> Exercise aim:
Search the data below for the word "данных" and copy each line that holds it.

[Stored entries]
--
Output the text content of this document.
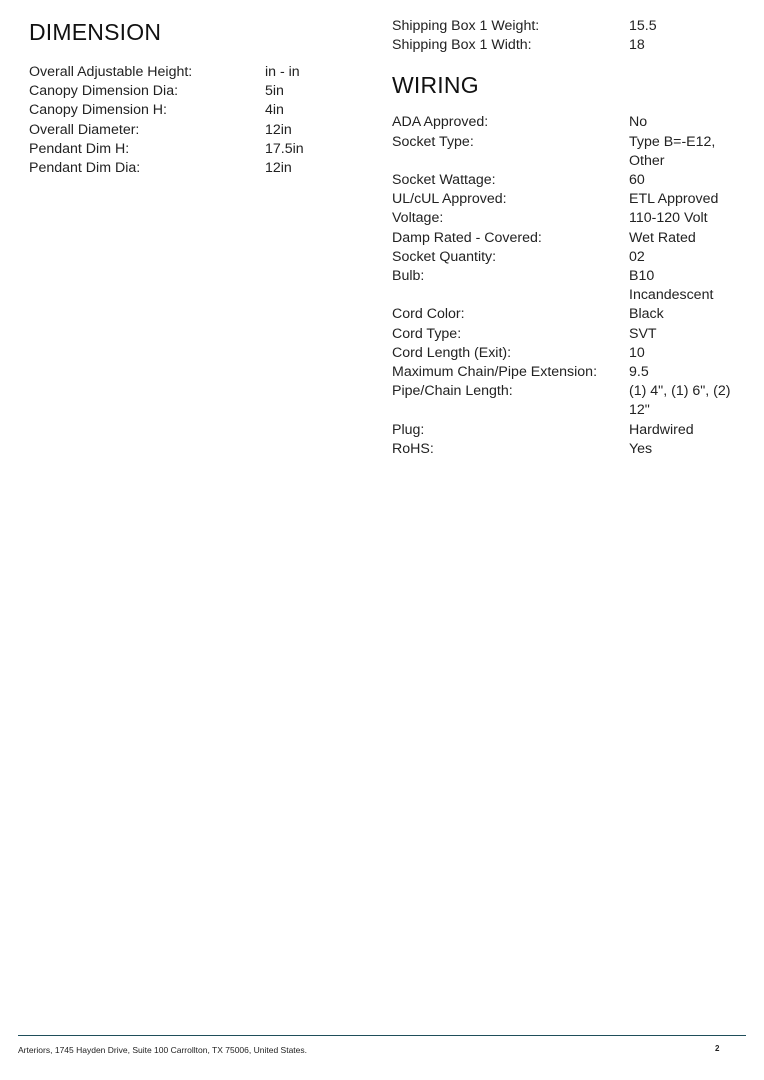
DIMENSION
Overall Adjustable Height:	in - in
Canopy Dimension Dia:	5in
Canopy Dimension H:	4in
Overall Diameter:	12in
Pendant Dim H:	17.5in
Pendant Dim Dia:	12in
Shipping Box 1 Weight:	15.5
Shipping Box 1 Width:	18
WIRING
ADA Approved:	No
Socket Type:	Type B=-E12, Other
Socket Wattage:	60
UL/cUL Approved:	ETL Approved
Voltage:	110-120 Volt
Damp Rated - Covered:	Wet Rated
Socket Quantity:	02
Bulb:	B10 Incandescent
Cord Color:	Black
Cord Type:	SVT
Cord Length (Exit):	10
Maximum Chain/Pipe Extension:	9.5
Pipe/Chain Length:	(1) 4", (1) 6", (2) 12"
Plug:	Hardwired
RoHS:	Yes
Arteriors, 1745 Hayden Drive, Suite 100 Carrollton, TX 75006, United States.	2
--
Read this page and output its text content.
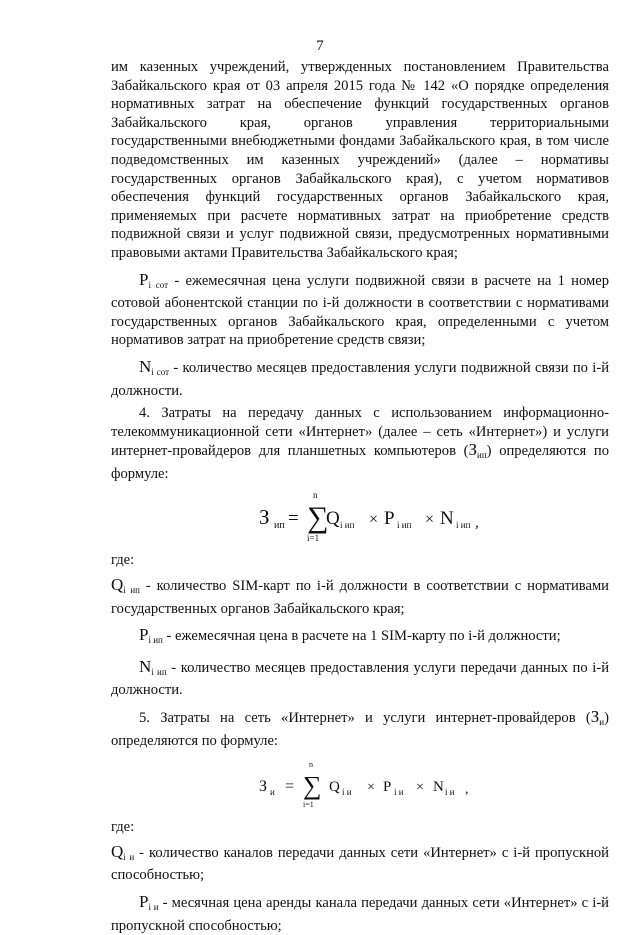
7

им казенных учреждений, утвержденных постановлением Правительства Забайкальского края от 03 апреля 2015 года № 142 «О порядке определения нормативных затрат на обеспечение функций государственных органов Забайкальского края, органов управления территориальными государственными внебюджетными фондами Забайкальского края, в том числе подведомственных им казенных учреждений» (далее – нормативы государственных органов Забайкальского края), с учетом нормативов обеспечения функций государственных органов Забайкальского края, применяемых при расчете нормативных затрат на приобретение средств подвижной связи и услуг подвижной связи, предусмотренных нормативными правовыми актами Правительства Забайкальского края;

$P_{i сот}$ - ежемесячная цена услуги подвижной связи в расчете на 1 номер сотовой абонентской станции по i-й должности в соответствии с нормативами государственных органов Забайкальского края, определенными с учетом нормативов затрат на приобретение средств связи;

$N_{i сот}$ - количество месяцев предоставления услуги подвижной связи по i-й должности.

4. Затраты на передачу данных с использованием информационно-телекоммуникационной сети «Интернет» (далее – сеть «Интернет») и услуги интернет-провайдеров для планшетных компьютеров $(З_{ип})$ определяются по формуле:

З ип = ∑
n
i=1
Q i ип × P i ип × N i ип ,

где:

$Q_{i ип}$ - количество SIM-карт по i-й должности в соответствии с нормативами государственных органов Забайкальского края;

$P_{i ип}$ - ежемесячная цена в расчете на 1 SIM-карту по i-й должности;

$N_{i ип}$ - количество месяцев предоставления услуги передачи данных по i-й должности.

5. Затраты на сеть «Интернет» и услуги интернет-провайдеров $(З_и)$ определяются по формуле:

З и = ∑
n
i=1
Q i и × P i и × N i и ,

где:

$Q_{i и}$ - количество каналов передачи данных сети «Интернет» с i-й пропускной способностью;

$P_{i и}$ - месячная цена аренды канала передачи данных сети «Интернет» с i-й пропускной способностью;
--
> Solution:
4. Затраты на передачу данных с использованием информационно-телекоммуникационной сети «Интернет» (далее – сеть «Интернет») и услуги интернет-провайдеров для планшетных компьютеров $(З_{ип})$ определяются по формуле:
$N_{i ип}$ - количество месяцев предоставления услуги передачи данных по i-й должности.
$Q_{i и}$ - количество каналов передачи данных сети «Интернет» с i-й пропускной способностью;
$P_{i и}$ - месячная цена аренды канала передачи данных сети «Интернет» с i-й пропускной способностью;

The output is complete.